▶ _What is being asked_
Copy every line below that has the word "Enrichment" in it.

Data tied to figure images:

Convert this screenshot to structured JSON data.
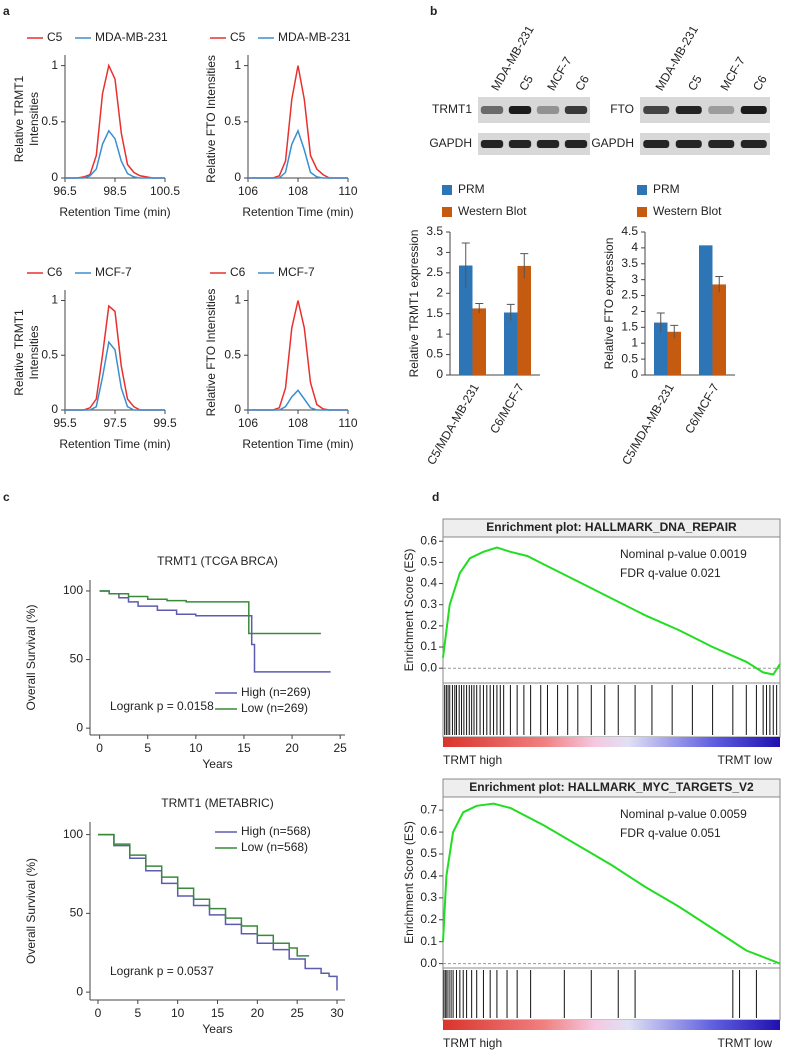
{
  "panels": [
    "a",
    "b",
    "c",
    "d"
  ],
  "blots": [
    {
      "protein": "TRMT1",
      "control": "GAPDH",
      "lanes": [
        "MDA-MB-231",
        "C5",
        "MCF-7",
        "C6"
      ]
    },
    {
      "protein": "FTO",
      "control": "GAPDH",
      "lanes": [
        "MDA-MB-231",
        "C5",
        "MCF-7",
        "C6"
      ]
    }
  ],
  "chart_data": [
    {
      "type": "line",
      "ylabel": [
        "Relative TRMT1",
        "Intensities"
      ],
      "xlabel": "Retention Time (min)",
      "xlim": [
        96.5,
        100.5
      ],
      "xticks": [
        96.5,
        98.5,
        100.5
      ],
      "ylim": [
        0,
        1.05
      ],
      "yticks": [
        0,
        0.5,
        1
      ],
      "x": [
        96.5,
        96.75,
        97,
        97.25,
        97.5,
        97.75,
        98,
        98.25,
        98.5,
        98.75,
        99,
        99.25,
        99.5,
        99.75,
        100,
        100.25,
        100.5
      ],
      "series": [
        {
          "name": "C5",
          "color": "#e8312f",
          "values": [
            0,
            0,
            0,
            0.01,
            0.03,
            0.2,
            0.75,
            1,
            0.88,
            0.4,
            0.12,
            0.05,
            0.02,
            0.01,
            0,
            0,
            0
          ]
        },
        {
          "name": "MDA-MB-231",
          "color": "#3b8fd0",
          "values": [
            0,
            0,
            0,
            0,
            0.02,
            0.08,
            0.3,
            0.42,
            0.35,
            0.15,
            0.04,
            0.01,
            0,
            0,
            0,
            0,
            0
          ]
        }
      ]
    },
    {
      "type": "line",
      "ylabel": [
        "Relative FTO Intensities"
      ],
      "xlabel": "Retention Time (min)",
      "xlim": [
        106,
        110
      ],
      "xticks": [
        106,
        108,
        110
      ],
      "ylim": [
        0,
        1.05
      ],
      "yticks": [
        0,
        0.5,
        1
      ],
      "x": [
        106,
        106.25,
        106.5,
        106.75,
        107,
        107.25,
        107.5,
        107.75,
        108,
        108.25,
        108.5,
        108.75,
        109,
        109.25,
        109.5,
        109.75,
        110
      ],
      "series": [
        {
          "name": "C5",
          "color": "#e8312f",
          "values": [
            0,
            0,
            0,
            0,
            0,
            0.02,
            0.15,
            0.7,
            1,
            0.7,
            0.2,
            0.08,
            0.03,
            0,
            0,
            0,
            0
          ]
        },
        {
          "name": "MDA-MB-231",
          "color": "#3b8fd0",
          "values": [
            0,
            0,
            0,
            0,
            0,
            0,
            0.05,
            0.3,
            0.42,
            0.25,
            0.05,
            0.01,
            0,
            0,
            0,
            0,
            0
          ]
        }
      ]
    },
    {
      "type": "line",
      "ylabel": [
        "Relative TRMT1",
        "Intensities"
      ],
      "xlabel": "Retention Time (min)",
      "xlim": [
        95.5,
        99.5
      ],
      "xticks": [
        95.5,
        97.5,
        99.5
      ],
      "ylim": [
        0,
        1.05
      ],
      "yticks": [
        0,
        0.5,
        1
      ],
      "x": [
        95.5,
        95.75,
        96,
        96.25,
        96.5,
        96.75,
        97,
        97.25,
        97.5,
        97.75,
        98,
        98.25,
        98.5,
        98.75,
        99,
        99.25,
        99.5
      ],
      "series": [
        {
          "name": "C6",
          "color": "#e8312f",
          "values": [
            0,
            0,
            0,
            0,
            0.02,
            0.1,
            0.5,
            0.95,
            0.9,
            0.4,
            0.1,
            0.03,
            0,
            0,
            0,
            0,
            0
          ]
        },
        {
          "name": "MCF-7",
          "color": "#3b8fd0",
          "values": [
            0,
            0,
            0,
            0,
            0,
            0.03,
            0.3,
            0.62,
            0.55,
            0.2,
            0.03,
            0,
            0,
            0,
            0,
            0,
            0
          ]
        }
      ]
    },
    {
      "type": "line",
      "ylabel": [
        "Relative FTO Intensities"
      ],
      "xlabel": "Retention Time (min)",
      "xlim": [
        106,
        110
      ],
      "xticks": [
        106,
        108,
        110
      ],
      "ylim": [
        0,
        1.05
      ],
      "yticks": [
        0,
        0.5,
        1
      ],
      "x": [
        106,
        106.25,
        106.5,
        106.75,
        107,
        107.25,
        107.5,
        107.75,
        108,
        108.25,
        108.5,
        108.75,
        109,
        109.25,
        109.5,
        109.75,
        110
      ],
      "series": [
        {
          "name": "C6",
          "color": "#e8312f",
          "values": [
            0,
            0,
            0,
            0,
            0,
            0.02,
            0.2,
            0.75,
            1,
            0.75,
            0.25,
            0.05,
            0.01,
            0,
            0,
            0,
            0
          ]
        },
        {
          "name": "MCF-7",
          "color": "#3b8fd0",
          "values": [
            0,
            0,
            0,
            0,
            0,
            0,
            0.03,
            0.12,
            0.18,
            0.1,
            0.02,
            0,
            0,
            0,
            0,
            0,
            0
          ]
        }
      ]
    },
    {
      "type": "bar",
      "ylabel": "Relative TRMT1 expression",
      "categories": [
        "C5/MDA-MB-231",
        "C6/MCF-7"
      ],
      "ylim": [
        0,
        3.5
      ],
      "yticks": [
        0,
        0.5,
        1,
        1.5,
        2,
        2.5,
        3,
        3.5
      ],
      "series": [
        {
          "name": "PRM",
          "color": "#2e75b6",
          "values": [
            2.68,
            1.53
          ],
          "errors": [
            0.55,
            0.2
          ]
        },
        {
          "name": "Western Blot",
          "color": "#c55a11",
          "values": [
            1.63,
            2.67
          ],
          "errors": [
            0.12,
            0.3
          ]
        }
      ]
    },
    {
      "type": "bar",
      "ylabel": "Relative FTO expression",
      "categories": [
        "C5/MDA-MB-231",
        "C6/MCF-7"
      ],
      "ylim": [
        0,
        4.5
      ],
      "yticks": [
        0,
        0.5,
        1,
        1.5,
        2,
        2.5,
        3,
        3.5,
        4,
        4.5
      ],
      "series": [
        {
          "name": "PRM",
          "color": "#2e75b6",
          "values": [
            1.65,
            4.08
          ],
          "errors": [
            0.3,
            null
          ]
        },
        {
          "name": "Western Blot",
          "color": "#c55a11",
          "values": [
            1.36,
            2.85
          ],
          "errors": [
            0.2,
            0.25
          ]
        }
      ]
    },
    {
      "type": "step",
      "title": "TRMT1 (TCGA BRCA)",
      "ylabel": "Overall Survival (%)",
      "xlabel": "Years",
      "xlim": [
        -1,
        25.5
      ],
      "xticks": [
        0,
        5,
        10,
        15,
        20,
        25
      ],
      "ylim": [
        -5,
        108
      ],
      "yticks": [
        0,
        50,
        100
      ],
      "legend": "lower right",
      "annotation": "Logrank p = 0.0158",
      "series": [
        {
          "name": "High (n=269)",
          "color": "#5b5bb0",
          "x": [
            0,
            1,
            2,
            3,
            4,
            6,
            8,
            10,
            15.8,
            16.1,
            24
          ],
          "values": [
            100,
            98,
            95,
            92,
            89,
            86,
            83,
            82,
            61,
            41,
            41
          ]
        },
        {
          "name": "Low (n=269)",
          "color": "#3a8a3a",
          "x": [
            0,
            1,
            3,
            5,
            7,
            9,
            15.5,
            23
          ],
          "values": [
            100,
            98,
            96,
            94,
            93,
            92,
            69,
            69
          ]
        }
      ]
    },
    {
      "type": "step",
      "title": "TRMT1 (METABRIC)",
      "ylabel": "Overall Survival (%)",
      "xlabel": "Years",
      "xlim": [
        -1,
        31
      ],
      "xticks": [
        0,
        5,
        10,
        15,
        20,
        25,
        30
      ],
      "ylim": [
        -5,
        108
      ],
      "yticks": [
        0,
        50,
        100
      ],
      "legend": "upper right",
      "annotation": "Logrank p = 0.0537",
      "series": [
        {
          "name": "High (n=568)",
          "color": "#5b5bb0",
          "x": [
            0,
            2,
            4,
            6,
            8,
            10,
            12,
            14,
            16,
            18,
            20,
            22,
            24,
            26,
            28,
            29,
            30
          ],
          "values": [
            100,
            93,
            85,
            77,
            69,
            61,
            55,
            49,
            43,
            37,
            31,
            27,
            21,
            15,
            12,
            10,
            1
          ]
        },
        {
          "name": "Low (n=568)",
          "color": "#3a8a3a",
          "x": [
            0,
            2,
            4,
            6,
            8,
            10,
            12,
            14,
            16,
            18,
            20,
            22,
            24,
            25,
            26.5
          ],
          "values": [
            100,
            94,
            87,
            80,
            73,
            66,
            59,
            53,
            47,
            42,
            36,
            31,
            28,
            23,
            23
          ]
        }
      ]
    },
    {
      "type": "gsea",
      "title": "Enrichment plot: HALLMARK_DNA_REPAIR",
      "ylabel": "Enrichment Score (ES)",
      "ylim": [
        -0.07,
        0.62
      ],
      "yticks": [
        {
          "value": 0,
          "label": "0.0"
        },
        0.1,
        0.2,
        0.3,
        0.4,
        0.5,
        0.6
      ],
      "annotations": [
        "Nominal p-value 0.0019",
        "FDR q-value 0.021"
      ],
      "xlabels": [
        "TRMT high",
        "TRMT low"
      ],
      "color": "#22dd22",
      "x": [
        0,
        0.02,
        0.05,
        0.08,
        0.12,
        0.16,
        0.2,
        0.25,
        0.3,
        0.4,
        0.5,
        0.6,
        0.7,
        0.8,
        0.9,
        0.95,
        0.98,
        1
      ],
      "values": [
        0.05,
        0.3,
        0.45,
        0.52,
        0.55,
        0.57,
        0.55,
        0.53,
        0.49,
        0.41,
        0.33,
        0.25,
        0.18,
        0.1,
        0.03,
        -0.02,
        -0.03,
        0.02
      ],
      "hits": [
        0.005,
        0.01,
        0.015,
        0.02,
        0.028,
        0.035,
        0.04,
        0.048,
        0.055,
        0.062,
        0.07,
        0.078,
        0.085,
        0.092,
        0.1,
        0.11,
        0.12,
        0.13,
        0.14,
        0.15,
        0.16,
        0.17,
        0.18,
        0.2,
        0.22,
        0.24,
        0.26,
        0.29,
        0.31,
        0.34,
        0.37,
        0.4,
        0.44,
        0.48,
        0.52,
        0.57,
        0.62,
        0.68,
        0.74,
        0.8,
        0.86,
        0.9,
        0.93,
        0.95,
        0.96,
        0.97,
        0.98,
        0.99
      ]
    },
    {
      "type": "gsea",
      "title": "Enrichment plot: HALLMARK_MYC_TARGETS_V2",
      "ylabel": "Enrichment Score (ES)",
      "ylim": [
        -0.02,
        0.76
      ],
      "yticks": [
        {
          "value": 0,
          "label": "0.0"
        },
        0.1,
        0.2,
        0.3,
        0.4,
        0.5,
        0.6,
        0.7
      ],
      "annotations": [
        "Nominal p-value 0.0059",
        "FDR q-value 0.051"
      ],
      "xlabels": [
        "TRMT high",
        "TRMT low"
      ],
      "color": "#22dd22",
      "x": [
        0,
        0.01,
        0.03,
        0.06,
        0.1,
        0.15,
        0.2,
        0.3,
        0.4,
        0.5,
        0.6,
        0.7,
        0.8,
        0.9,
        0.95,
        1
      ],
      "values": [
        0.1,
        0.4,
        0.6,
        0.69,
        0.72,
        0.73,
        0.71,
        0.63,
        0.54,
        0.45,
        0.35,
        0.26,
        0.16,
        0.06,
        0.03,
        0
      ],
      "hits": [
        0.003,
        0.008,
        0.012,
        0.018,
        0.024,
        0.03,
        0.04,
        0.05,
        0.06,
        0.07,
        0.085,
        0.1,
        0.12,
        0.14,
        0.16,
        0.19,
        0.22,
        0.26,
        0.36,
        0.44,
        0.52,
        0.57,
        0.86,
        0.88,
        0.93
      ]
    }
  ]
}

▶ _Written answer_
      "title": "Enrichment plot: HALLMARK_DNA_REPAIR",
      "ylabel": "Enrichment Score (ES)",
      "title": "Enrichment plot: HALLMARK_MYC_TARGETS_V2",
      "ylabel": "Enrichment Score (ES)",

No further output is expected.